Direction:
Search the records for the word "document" and report each line that has it.

Given data:
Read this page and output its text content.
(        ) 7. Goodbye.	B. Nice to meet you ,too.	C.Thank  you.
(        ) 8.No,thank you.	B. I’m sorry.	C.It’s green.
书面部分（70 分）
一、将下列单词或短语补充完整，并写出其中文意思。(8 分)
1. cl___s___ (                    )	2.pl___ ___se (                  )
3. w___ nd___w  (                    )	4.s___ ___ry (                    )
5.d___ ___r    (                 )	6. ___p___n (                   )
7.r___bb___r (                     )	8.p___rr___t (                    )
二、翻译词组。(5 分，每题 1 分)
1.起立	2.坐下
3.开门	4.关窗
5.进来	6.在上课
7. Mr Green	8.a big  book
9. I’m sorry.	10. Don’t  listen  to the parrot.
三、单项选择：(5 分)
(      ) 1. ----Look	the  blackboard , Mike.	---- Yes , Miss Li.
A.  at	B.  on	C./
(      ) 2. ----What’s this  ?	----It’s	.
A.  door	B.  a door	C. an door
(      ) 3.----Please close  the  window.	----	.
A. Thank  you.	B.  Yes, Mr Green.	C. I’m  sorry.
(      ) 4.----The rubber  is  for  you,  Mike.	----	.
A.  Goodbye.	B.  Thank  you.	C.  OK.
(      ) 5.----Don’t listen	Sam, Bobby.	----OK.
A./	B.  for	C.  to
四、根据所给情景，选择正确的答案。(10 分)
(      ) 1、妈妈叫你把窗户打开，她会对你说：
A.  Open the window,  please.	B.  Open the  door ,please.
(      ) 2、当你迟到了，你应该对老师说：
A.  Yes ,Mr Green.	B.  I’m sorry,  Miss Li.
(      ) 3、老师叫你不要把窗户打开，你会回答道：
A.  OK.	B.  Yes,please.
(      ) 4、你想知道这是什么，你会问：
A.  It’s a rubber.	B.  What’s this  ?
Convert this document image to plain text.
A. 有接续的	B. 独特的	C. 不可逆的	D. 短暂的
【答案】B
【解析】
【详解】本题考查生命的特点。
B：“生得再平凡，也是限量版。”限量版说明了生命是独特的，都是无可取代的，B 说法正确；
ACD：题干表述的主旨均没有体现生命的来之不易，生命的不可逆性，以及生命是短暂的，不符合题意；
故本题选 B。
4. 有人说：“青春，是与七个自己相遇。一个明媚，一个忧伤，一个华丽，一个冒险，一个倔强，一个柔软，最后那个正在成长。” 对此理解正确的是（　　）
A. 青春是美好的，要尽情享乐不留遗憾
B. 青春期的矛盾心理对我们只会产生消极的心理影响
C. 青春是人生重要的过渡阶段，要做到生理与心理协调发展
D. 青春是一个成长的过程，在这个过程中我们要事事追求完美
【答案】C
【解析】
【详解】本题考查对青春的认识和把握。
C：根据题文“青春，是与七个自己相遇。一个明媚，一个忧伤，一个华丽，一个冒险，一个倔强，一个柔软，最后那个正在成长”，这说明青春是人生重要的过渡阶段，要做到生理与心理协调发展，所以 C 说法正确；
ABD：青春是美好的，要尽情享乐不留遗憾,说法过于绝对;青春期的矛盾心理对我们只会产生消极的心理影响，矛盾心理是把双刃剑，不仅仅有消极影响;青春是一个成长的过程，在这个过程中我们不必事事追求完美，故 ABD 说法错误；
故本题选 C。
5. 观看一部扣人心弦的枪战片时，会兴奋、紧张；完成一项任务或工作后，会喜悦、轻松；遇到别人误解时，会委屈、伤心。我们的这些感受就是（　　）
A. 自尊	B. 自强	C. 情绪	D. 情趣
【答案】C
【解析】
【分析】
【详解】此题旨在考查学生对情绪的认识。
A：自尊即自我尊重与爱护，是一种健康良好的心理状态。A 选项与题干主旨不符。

* * *

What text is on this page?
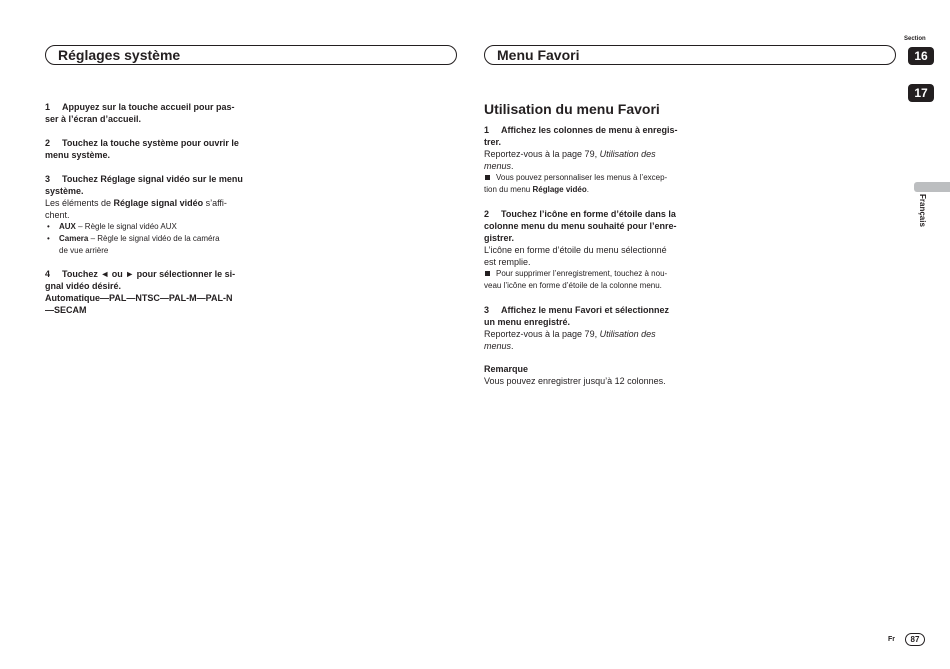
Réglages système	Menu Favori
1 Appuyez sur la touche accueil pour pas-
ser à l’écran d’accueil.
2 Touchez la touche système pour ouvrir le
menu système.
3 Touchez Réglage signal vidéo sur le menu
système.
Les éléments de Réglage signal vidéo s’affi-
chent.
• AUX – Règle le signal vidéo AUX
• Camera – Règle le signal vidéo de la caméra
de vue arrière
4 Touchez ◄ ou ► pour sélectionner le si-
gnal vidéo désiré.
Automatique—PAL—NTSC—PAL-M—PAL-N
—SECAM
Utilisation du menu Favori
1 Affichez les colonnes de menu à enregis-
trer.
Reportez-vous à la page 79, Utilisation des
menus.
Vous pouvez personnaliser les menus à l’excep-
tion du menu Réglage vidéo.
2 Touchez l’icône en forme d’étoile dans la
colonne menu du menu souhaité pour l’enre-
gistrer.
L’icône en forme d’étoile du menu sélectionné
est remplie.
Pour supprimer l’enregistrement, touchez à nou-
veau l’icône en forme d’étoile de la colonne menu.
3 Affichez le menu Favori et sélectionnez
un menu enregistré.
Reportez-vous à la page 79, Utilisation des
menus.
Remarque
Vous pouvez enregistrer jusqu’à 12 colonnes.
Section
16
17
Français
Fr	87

* * *

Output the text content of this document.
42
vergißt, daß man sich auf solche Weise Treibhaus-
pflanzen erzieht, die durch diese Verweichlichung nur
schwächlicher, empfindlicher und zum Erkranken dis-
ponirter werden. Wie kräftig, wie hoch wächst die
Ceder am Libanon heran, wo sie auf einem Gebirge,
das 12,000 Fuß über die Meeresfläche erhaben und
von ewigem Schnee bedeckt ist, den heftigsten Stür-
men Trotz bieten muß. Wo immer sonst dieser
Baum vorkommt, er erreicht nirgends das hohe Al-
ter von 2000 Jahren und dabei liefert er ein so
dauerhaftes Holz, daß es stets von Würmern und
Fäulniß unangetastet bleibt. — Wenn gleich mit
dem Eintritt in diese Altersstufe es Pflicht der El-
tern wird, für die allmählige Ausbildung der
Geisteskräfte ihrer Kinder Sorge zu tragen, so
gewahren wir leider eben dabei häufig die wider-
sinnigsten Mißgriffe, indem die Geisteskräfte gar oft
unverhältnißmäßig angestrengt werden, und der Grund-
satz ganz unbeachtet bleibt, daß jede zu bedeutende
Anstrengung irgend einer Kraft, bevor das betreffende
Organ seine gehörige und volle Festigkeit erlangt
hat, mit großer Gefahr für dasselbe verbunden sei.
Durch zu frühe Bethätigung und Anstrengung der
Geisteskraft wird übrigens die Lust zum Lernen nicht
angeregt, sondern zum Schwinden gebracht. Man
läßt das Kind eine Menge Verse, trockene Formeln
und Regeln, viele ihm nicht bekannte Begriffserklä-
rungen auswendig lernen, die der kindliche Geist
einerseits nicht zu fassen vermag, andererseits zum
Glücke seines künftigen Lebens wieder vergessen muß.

Finished exercise:
Convert this document image to plain text.
Output the text content of this document.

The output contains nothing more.